▸ Exercise directions: Exactly as written, print each record in the listing.
Data provided start
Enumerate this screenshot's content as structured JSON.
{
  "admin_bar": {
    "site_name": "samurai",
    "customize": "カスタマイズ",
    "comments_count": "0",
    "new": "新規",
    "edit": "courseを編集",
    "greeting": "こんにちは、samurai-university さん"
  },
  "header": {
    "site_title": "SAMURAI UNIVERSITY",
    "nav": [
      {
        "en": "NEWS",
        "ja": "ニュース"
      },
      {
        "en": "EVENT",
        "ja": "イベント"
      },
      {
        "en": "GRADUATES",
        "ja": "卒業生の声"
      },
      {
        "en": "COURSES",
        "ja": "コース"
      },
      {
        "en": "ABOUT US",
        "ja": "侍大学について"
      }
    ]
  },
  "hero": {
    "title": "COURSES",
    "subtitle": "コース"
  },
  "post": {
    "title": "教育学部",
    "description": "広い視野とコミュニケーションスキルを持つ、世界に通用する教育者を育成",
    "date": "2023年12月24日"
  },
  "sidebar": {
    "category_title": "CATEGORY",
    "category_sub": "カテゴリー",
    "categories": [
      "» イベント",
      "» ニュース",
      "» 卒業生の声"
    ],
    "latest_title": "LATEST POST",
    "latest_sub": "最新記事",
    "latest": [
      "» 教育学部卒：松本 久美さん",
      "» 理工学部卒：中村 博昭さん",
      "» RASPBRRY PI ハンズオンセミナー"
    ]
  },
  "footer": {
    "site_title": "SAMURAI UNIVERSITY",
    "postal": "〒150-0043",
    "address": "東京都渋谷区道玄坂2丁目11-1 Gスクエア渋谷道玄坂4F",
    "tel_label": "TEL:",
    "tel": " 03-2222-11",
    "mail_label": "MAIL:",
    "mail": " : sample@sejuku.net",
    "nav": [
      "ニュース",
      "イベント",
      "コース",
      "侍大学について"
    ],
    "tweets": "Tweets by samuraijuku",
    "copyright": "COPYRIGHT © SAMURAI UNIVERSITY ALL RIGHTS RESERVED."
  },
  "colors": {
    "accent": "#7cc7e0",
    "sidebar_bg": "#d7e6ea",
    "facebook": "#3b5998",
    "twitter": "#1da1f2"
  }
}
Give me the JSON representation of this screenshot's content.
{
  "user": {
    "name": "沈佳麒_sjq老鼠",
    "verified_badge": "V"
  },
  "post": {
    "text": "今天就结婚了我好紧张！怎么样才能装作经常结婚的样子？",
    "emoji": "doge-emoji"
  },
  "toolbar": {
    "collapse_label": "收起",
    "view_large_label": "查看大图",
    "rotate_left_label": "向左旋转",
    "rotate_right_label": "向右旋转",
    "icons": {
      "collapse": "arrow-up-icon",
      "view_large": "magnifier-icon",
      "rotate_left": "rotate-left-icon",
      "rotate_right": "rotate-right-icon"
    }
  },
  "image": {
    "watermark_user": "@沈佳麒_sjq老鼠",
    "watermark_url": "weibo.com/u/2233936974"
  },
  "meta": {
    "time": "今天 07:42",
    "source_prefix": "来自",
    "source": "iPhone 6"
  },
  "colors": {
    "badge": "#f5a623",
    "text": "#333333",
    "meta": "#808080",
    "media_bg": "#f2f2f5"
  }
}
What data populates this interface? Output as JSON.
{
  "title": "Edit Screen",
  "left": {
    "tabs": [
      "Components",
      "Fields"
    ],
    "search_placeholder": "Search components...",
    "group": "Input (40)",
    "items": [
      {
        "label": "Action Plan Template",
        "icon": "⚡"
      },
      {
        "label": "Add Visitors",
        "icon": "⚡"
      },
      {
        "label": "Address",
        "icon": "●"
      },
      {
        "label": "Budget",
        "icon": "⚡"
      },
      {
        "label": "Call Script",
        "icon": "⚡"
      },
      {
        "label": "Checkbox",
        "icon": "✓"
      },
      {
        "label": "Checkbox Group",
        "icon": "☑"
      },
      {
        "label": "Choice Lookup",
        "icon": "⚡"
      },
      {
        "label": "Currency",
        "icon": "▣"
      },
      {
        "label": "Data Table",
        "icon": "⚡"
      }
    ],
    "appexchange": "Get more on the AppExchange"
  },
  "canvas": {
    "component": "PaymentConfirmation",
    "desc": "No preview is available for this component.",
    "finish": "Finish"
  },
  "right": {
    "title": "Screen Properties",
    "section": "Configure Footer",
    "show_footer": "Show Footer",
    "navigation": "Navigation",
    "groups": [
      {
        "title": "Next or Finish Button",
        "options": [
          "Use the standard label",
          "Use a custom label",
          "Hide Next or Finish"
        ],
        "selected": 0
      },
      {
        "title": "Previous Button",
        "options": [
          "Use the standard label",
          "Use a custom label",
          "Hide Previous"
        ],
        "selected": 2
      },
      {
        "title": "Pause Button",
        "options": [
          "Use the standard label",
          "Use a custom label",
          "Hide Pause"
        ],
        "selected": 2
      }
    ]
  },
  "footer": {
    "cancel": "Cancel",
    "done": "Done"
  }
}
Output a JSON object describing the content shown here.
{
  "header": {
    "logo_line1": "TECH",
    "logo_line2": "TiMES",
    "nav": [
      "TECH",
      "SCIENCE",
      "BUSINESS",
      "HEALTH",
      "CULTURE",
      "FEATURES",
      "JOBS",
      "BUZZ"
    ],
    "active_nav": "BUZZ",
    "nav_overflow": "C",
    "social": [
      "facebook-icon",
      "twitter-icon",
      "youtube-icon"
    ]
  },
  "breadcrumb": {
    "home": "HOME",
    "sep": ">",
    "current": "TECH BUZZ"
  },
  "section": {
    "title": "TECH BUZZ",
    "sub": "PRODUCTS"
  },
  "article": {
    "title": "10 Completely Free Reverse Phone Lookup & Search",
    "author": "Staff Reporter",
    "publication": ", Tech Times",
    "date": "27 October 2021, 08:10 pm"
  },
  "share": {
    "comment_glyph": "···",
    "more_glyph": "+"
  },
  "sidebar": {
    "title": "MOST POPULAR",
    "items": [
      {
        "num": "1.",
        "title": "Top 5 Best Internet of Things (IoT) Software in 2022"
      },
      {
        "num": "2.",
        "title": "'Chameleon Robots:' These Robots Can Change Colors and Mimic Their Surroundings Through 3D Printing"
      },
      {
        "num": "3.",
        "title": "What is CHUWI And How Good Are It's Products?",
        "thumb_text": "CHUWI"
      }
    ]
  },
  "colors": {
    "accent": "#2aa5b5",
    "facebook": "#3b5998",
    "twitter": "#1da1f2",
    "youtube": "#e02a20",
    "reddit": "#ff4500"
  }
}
Data provided end
▸ Worked solution:
Enumerate this screenshot's content as structured JSON.
{
  "admin_bar": {
    "site_name": "samurai",
    "customize": "カスタマイズ",
    "comments_count": "0",
    "new": "新規",
    "edit": "courseを編集",
    "greeting": "こんにちは、samurai-university さん"
  },
  "header": {
    "site_title": "SAMURAI UNIVERSITY",
    "nav": [
      {
        "en": "NEWS",
        "ja": "ニュース"
      },
      {
        "en": "EVENT",
        "ja": "イベント"
      },
      {
        "en": "GRADUATES",
        "ja": "卒業生の声"
      },
      {
        "en": "COURSES",
        "ja": "コース"
      },
      {
        "en": "ABOUT US",
        "ja": "侍大学について"
      }
    ]
  },
  "hero": {
    "title": "COURSES",
    "subtitle": "コース"
  },
  "post": {
    "title": "教育学部",
    "description": "広い視野とコミュニケーションスキルを持つ、世界に通用する教育者を育成",
    "date": "2023年12月24日"
  },
  "sidebar": {
    "category_title": "CATEGORY",
    "category_sub": "カテゴリー",
    "categories": [
      "» イベント",
      "» ニュース",
      "» 卒業生の声"
    ],
    "latest_title": "LATEST POST",
    "latest_sub": "最新記事",
    "latest": [
      "» 教育学部卒：松本 久美さん",
      "» 理工学部卒：中村 博昭さん",
      "» RASPBRRY PI ハンズオンセミナー"
    ]
  },
  "footer": {
    "site_title": "SAMURAI UNIVERSITY",
    "postal": "〒150-0043",
    "address": "東京都渋谷区道玄坂2丁目11-1 Gスクエア渋谷道玄坂4F",
    "tel_label": "TEL:",
    "tel": " 03-2222-11",
    "mail_label": "MAIL:",
    "mail": " : sample@sejuku.net",
    "nav": [
      "ニュース",
      "イベント",
      "コース",
      "侍大学について"
    ],
    "tweets": "Tweets by samuraijuku",
    "copyright": "COPYRIGHT © SAMURAI UNIVERSITY ALL RIGHTS RESERVED."
  },
  "colors": {
    "accent": "#7cc7e0",
    "sidebar_bg": "#d7e6ea",
    "facebook": "#3b5998",
    "twitter": "#1da1f2"
  }
}
Give me the JSON representation of this screenshot's content.
{
  "user": {
    "name": "沈佳麒_sjq老鼠",
    "verified_badge": "V"
  },
  "post": {
    "text": "今天就结婚了我好紧张！怎么样才能装作经常结婚的样子？",
    "emoji": "doge-emoji"
  },
  "toolbar": {
    "collapse_label": "收起",
    "view_large_label": "查看大图",
    "rotate_left_label": "向左旋转",
    "rotate_right_label": "向右旋转",
    "icons": {
      "collapse": "arrow-up-icon",
      "view_large": "magnifier-icon",
      "rotate_left": "rotate-left-icon",
      "rotate_right": "rotate-right-icon"
    }
  },
  "image": {
    "watermark_user": "@沈佳麒_sjq老鼠",
    "watermark_url": "weibo.com/u/2233936974"
  },
  "meta": {
    "time": "今天 07:42",
    "source_prefix": "来自",
    "source": "iPhone 6"
  },
  "colors": {
    "badge": "#f5a623",
    "text": "#333333",
    "meta": "#808080",
    "media_bg": "#f2f2f5"
  }
}
What data populates this interface? Output as JSON.
{
  "title": "Edit Screen",
  "left": {
    "tabs": [
      "Components",
      "Fields"
    ],
    "search_placeholder": "Search components...",
    "group": "Input (40)",
    "items": [
      {
        "label": "Action Plan Template",
        "icon": "⚡"
      },
      {
        "label": "Add Visitors",
        "icon": "⚡"
      },
      {
        "label": "Address",
        "icon": "●"
      },
      {
        "label": "Budget",
        "icon": "⚡"
      },
      {
        "label": "Call Script",
        "icon": "⚡"
      },
      {
        "label": "Checkbox",
        "icon": "✓"
      },
      {
        "label": "Checkbox Group",
        "icon": "☑"
      },
      {
        "label": "Choice Lookup",
        "icon": "⚡"
      },
      {
        "label": "Currency",
        "icon": "▣"
      },
      {
        "label": "Data Table",
        "icon": "⚡"
      }
    ],
    "appexchange": "Get more on the AppExchange"
  },
  "canvas": {
    "component": "PaymentConfirmation",
    "desc": "No preview is available for this component.",
    "finish": "Finish"
  },
  "right": {
    "title": "Screen Properties",
    "section": "Configure Footer",
    "show_footer": "Show Footer",
    "navigation": "Navigation",
    "groups": [
      {
        "title": "Next or Finish Button",
        "options": [
          "Use the standard label",
          "Use a custom label",
          "Hide Next or Finish"
        ],
        "selected": 0
      },
      {
        "title": "Previous Button",
        "options": [
          "Use the standard label",
          "Use a custom label",
          "Hide Previous"
        ],
        "selected": 2
      },
      {
        "title": "Pause Button",
        "options": [
          "Use the standard label",
          "Use a custom label",
          "Hide Pause"
        ],
        "selected": 2
      }
    ]
  },
  "footer": {
    "cancel": "Cancel",
    "done": "Done"
  }
}
Output a JSON object describing the content shown here.
{
  "header": {
    "logo_line1": "TECH",
    "logo_line2": "TiMES",
    "nav": [
      "TECH",
      "SCIENCE",
      "BUSINESS",
      "HEALTH",
      "CULTURE",
      "FEATURES",
      "JOBS",
      "BUZZ"
    ],
    "active_nav": "BUZZ",
    "nav_overflow": "C",
    "social": [
      "facebook-icon",
      "twitter-icon",
      "youtube-icon"
    ]
  },
  "breadcrumb": {
    "home": "HOME",
    "sep": ">",
    "current": "TECH BUZZ"
  },
  "section": {
    "title": "TECH BUZZ",
    "sub": "PRODUCTS"
  },
  "article": {
    "title": "10 Completely Free Reverse Phone Lookup & Search",
    "author": "Staff Reporter",
    "publication": ", Tech Times",
    "date": "27 October 2021, 08:10 pm"
  },
  "share": {
    "comment_glyph": "···",
    "more_glyph": "+"
  },
  "sidebar": {
    "title": "MOST POPULAR",
    "items": [
      {
        "num": "1.",
        "title": "Top 5 Best Internet of Things (IoT) Software in 2022"
      },
      {
        "num": "2.",
        "title": "'Chameleon Robots:' These Robots Can Change Colors and Mimic Their Surroundings Through 3D Printing"
      },
      {
        "num": "3.",
        "title": "What is CHUWI And How Good Are It's Products?",
        "thumb_text": "CHUWI"
      }
    ]
  },
  "colors": {
    "accent": "#2aa5b5",
    "facebook": "#3b5998",
    "twitter": "#1da1f2",
    "youtube": "#e02a20",
    "reddit": "#ff4500"
  }
}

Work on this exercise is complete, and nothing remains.